=== DATA TO PROCESS ===
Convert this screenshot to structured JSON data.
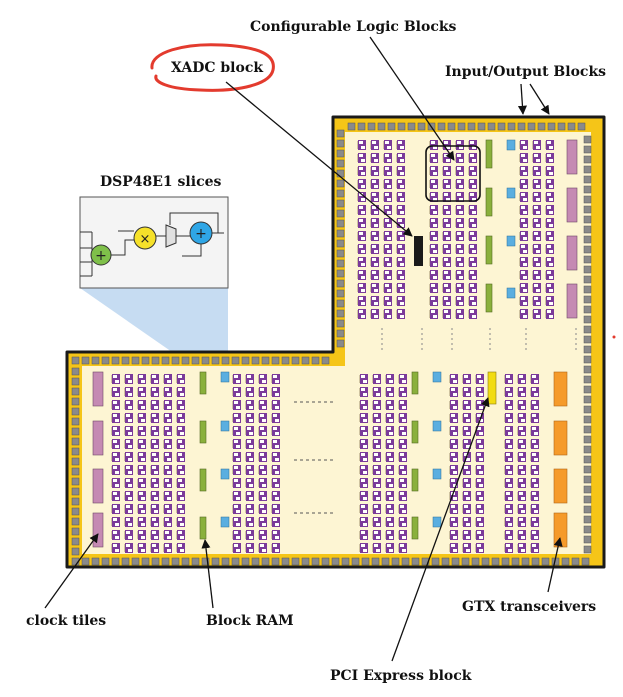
{
  "labels": {
    "clb": "Configurable Logic Blocks",
    "xadc": "XADC block",
    "iob": "Input/Output Blocks",
    "dsp": "DSP48E1 slices",
    "clock": "clock tiles",
    "bram": "Block RAM",
    "gtx": "GTX transceivers",
    "pcie": "PCI Express block"
  },
  "colors": {
    "die_border": "#1a1a1a",
    "die_fill": "#f5c518",
    "inner_fill": "#fdf5d3",
    "io_pad": "#8a8a8a",
    "clb_fill": "#7b3a9a",
    "clb_cell": "#ffffff",
    "bram": "#8ab03c",
    "dsp_cell": "#5aaee0",
    "clock_tile": "#c58ab3",
    "gtx": "#f59a2a",
    "pcie": "#f2dc10",
    "xadc": "#1a1a1a",
    "highlight_circle": "#e33b2e",
    "dsp_projection": "#bcd6f0"
  }
}
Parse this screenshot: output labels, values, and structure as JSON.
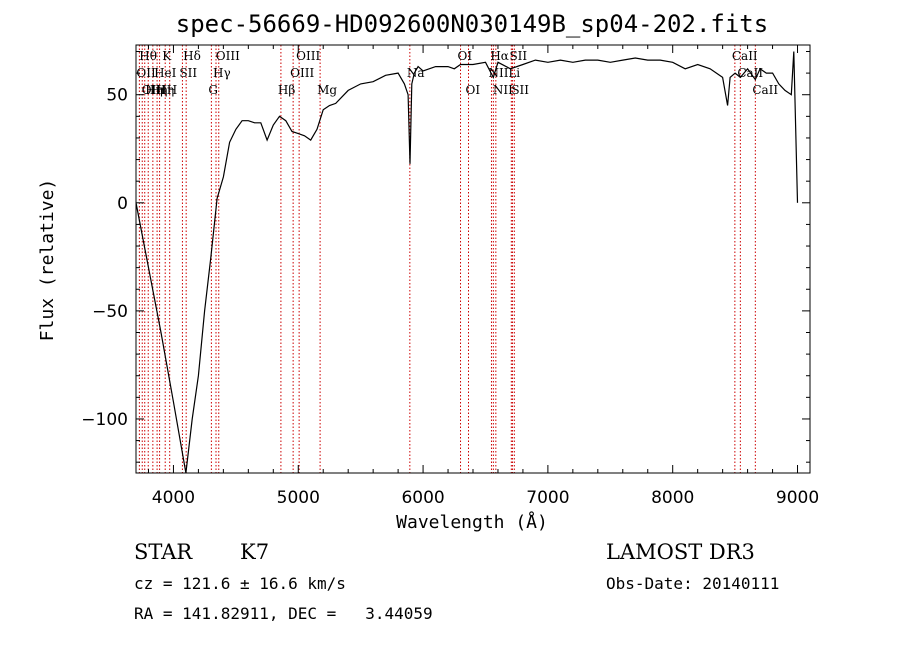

=== WHAT TO PRODUCE ===
Say how many lines contain the string "this", giving nothing but the count.

=== ANSWER IN FULL ===
2